TASK STATEMENT
Each record is to be transcribed exactly.

══ DATASET EXCERPTS

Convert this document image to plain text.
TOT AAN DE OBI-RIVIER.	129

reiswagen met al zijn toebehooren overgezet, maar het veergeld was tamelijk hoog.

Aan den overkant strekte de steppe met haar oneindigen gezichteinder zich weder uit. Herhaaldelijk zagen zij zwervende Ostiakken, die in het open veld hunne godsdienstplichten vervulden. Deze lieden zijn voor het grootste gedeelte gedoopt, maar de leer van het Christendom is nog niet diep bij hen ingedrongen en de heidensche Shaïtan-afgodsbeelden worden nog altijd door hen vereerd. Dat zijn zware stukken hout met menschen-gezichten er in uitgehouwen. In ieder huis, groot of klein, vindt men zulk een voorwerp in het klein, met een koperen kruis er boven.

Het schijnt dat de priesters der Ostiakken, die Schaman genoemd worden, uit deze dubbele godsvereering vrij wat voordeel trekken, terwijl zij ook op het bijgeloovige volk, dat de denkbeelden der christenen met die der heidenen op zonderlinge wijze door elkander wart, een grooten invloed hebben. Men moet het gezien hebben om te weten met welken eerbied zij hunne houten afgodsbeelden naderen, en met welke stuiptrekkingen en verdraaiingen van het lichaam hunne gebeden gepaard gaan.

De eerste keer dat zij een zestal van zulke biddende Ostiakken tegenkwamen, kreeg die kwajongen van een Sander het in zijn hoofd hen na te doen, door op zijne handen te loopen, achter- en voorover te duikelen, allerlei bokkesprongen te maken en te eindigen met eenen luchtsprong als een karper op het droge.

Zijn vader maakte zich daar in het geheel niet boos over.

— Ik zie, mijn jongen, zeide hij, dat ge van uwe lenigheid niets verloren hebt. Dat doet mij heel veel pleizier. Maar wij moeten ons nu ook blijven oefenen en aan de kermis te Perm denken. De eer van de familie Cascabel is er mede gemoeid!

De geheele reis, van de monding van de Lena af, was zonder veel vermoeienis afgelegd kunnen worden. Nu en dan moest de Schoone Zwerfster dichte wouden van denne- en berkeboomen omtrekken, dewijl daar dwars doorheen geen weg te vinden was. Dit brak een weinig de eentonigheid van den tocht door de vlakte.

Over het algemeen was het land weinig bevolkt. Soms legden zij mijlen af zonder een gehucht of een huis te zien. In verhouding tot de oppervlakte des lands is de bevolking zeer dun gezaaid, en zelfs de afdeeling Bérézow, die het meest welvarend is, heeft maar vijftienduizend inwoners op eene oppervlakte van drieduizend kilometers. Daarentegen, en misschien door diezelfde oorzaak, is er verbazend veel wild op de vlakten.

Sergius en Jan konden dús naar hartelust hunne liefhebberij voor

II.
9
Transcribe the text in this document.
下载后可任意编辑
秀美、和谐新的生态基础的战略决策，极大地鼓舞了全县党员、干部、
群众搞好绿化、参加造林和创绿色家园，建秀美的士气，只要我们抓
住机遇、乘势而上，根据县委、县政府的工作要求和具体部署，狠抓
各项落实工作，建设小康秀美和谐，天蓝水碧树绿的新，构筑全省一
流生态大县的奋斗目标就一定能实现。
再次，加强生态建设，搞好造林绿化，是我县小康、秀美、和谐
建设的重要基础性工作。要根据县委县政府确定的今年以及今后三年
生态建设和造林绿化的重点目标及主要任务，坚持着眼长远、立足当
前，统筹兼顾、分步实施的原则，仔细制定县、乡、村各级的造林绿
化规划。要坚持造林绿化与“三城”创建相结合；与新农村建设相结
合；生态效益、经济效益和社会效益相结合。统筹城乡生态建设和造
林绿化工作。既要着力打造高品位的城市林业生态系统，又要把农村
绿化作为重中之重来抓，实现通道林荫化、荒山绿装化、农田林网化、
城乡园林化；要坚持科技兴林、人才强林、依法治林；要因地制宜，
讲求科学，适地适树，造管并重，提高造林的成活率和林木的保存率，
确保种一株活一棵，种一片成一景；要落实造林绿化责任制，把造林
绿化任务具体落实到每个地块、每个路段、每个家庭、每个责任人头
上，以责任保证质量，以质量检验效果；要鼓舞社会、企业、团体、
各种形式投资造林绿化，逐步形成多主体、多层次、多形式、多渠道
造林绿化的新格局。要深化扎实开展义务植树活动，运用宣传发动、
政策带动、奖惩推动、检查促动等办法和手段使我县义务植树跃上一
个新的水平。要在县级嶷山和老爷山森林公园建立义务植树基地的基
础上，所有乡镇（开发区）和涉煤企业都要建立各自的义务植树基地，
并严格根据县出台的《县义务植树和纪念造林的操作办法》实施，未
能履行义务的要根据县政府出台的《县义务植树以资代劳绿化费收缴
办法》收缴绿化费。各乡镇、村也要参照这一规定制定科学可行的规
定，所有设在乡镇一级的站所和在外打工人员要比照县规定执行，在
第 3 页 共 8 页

════

COMPLETE RESPONSE
Convert this document image to plain text.
TOT AAN DE OBI-RIVIER.	129

reiswagen met al zijn toebehooren overgezet, maar het veergeld was tamelijk hoog.

Aan den overkant strekte de steppe met haar oneindigen gezichteinder zich weder uit. Herhaaldelijk zagen zij zwervende Ostiakken, die in het open veld hunne godsdienstplichten vervulden. Deze lieden zijn voor het grootste gedeelte gedoopt, maar de leer van het Christendom is nog niet diep bij hen ingedrongen en de heidensche Shaïtan-afgodsbeelden worden nog altijd door hen vereerd. Dat zijn zware stukken hout met menschen-gezichten er in uitgehouwen. In ieder huis, groot of klein, vindt men zulk een voorwerp in het klein, met een koperen kruis er boven.

Het schijnt dat de priesters der Ostiakken, die Schaman genoemd worden, uit deze dubbele godsvereering vrij wat voordeel trekken, terwijl zij ook op het bijgeloovige volk, dat de denkbeelden der christenen met die der heidenen op zonderlinge wijze door elkander wart, een grooten invloed hebben. Men moet het gezien hebben om te weten met welken eerbied zij hunne houten afgodsbeelden naderen, en met welke stuiptrekkingen en verdraaiingen van het lichaam hunne gebeden gepaard gaan.

De eerste keer dat zij een zestal van zulke biddende Ostiakken tegenkwamen, kreeg die kwajongen van een Sander het in zijn hoofd hen na te doen, door op zijne handen te loopen, achter- en voorover te duikelen, allerlei bokkesprongen te maken en te eindigen met eenen luchtsprong als een karper op het droge.

Zijn vader maakte zich daar in het geheel niet boos over.

— Ik zie, mijn jongen, zeide hij, dat ge van uwe lenigheid niets verloren hebt. Dat doet mij heel veel pleizier. Maar wij moeten ons nu ook blijven oefenen en aan de kermis te Perm denken. De eer van de familie Cascabel is er mede gemoeid!

De geheele reis, van de monding van de Lena af, was zonder veel vermoeienis afgelegd kunnen worden. Nu en dan moest de Schoone Zwerfster dichte wouden van denne- en berkeboomen omtrekken, dewijl daar dwars doorheen geen weg te vinden was. Dit brak een weinig de eentonigheid van den tocht door de vlakte.

Over het algemeen was het land weinig bevolkt. Soms legden zij mijlen af zonder een gehucht of een huis te zien. In verhouding tot de oppervlakte des lands is de bevolking zeer dun gezaaid, en zelfs de afdeeling Bérézow, die het meest welvarend is, heeft maar vijftienduizend inwoners op eene oppervlakte van drieduizend kilometers. Daarentegen, en misschien door diezelfde oorzaak, is er verbazend veel wild op de vlakten.

Sergius en Jan konden dús naar hartelust hunne liefhebberij voor

II.
9
Transcribe the text in this document.
下载后可任意编辑
秀美、和谐新的生态基础的战略决策，极大地鼓舞了全县党员、干部、
群众搞好绿化、参加造林和创绿色家园，建秀美的士气，只要我们抓
住机遇、乘势而上，根据县委、县政府的工作要求和具体部署，狠抓
各项落实工作，建设小康秀美和谐，天蓝水碧树绿的新，构筑全省一
流生态大县的奋斗目标就一定能实现。
再次，加强生态建设，搞好造林绿化，是我县小康、秀美、和谐
建设的重要基础性工作。要根据县委县政府确定的今年以及今后三年
生态建设和造林绿化的重点目标及主要任务，坚持着眼长远、立足当
前，统筹兼顾、分步实施的原则，仔细制定县、乡、村各级的造林绿
化规划。要坚持造林绿化与“三城”创建相结合；与新农村建设相结
合；生态效益、经济效益和社会效益相结合。统筹城乡生态建设和造
林绿化工作。既要着力打造高品位的城市林业生态系统，又要把农村
绿化作为重中之重来抓，实现通道林荫化、荒山绿装化、农田林网化、
城乡园林化；要坚持科技兴林、人才强林、依法治林；要因地制宜，
讲求科学，适地适树，造管并重，提高造林的成活率和林木的保存率，
确保种一株活一棵，种一片成一景；要落实造林绿化责任制，把造林
绿化任务具体落实到每个地块、每个路段、每个家庭、每个责任人头
上，以责任保证质量，以质量检验效果；要鼓舞社会、企业、团体、
各种形式投资造林绿化，逐步形成多主体、多层次、多形式、多渠道
造林绿化的新格局。要深化扎实开展义务植树活动，运用宣传发动、
政策带动、奖惩推动、检查促动等办法和手段使我县义务植树跃上一
个新的水平。要在县级嶷山和老爷山森林公园建立义务植树基地的基
础上，所有乡镇（开发区）和涉煤企业都要建立各自的义务植树基地，
并严格根据县出台的《县义务植树和纪念造林的操作办法》实施，未
能履行义务的要根据县政府出台的《县义务植树以资代劳绿化费收缴
办法》收缴绿化费。各乡镇、村也要参照这一规定制定科学可行的规
定，所有设在乡镇一级的站所和在外打工人员要比照县规定执行，在
第 3 页 共 8 页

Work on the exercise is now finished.